## DIRECTIONS FOR THIS TASK
Lines that hold the word "beneath" should be located and copied.

## THE INPUT
******

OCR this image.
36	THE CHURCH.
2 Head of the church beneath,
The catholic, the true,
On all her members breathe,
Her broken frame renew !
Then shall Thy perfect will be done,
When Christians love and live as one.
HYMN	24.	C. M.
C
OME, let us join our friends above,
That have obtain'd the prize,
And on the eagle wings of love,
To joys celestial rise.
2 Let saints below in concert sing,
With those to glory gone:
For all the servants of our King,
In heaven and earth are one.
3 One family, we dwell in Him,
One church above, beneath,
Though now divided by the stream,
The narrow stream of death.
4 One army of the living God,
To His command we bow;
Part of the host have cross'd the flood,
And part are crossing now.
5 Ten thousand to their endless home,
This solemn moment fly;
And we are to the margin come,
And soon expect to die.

******

## ANSWER TO THE EXERCISE
2 Head of the church beneath,
One church above, beneath,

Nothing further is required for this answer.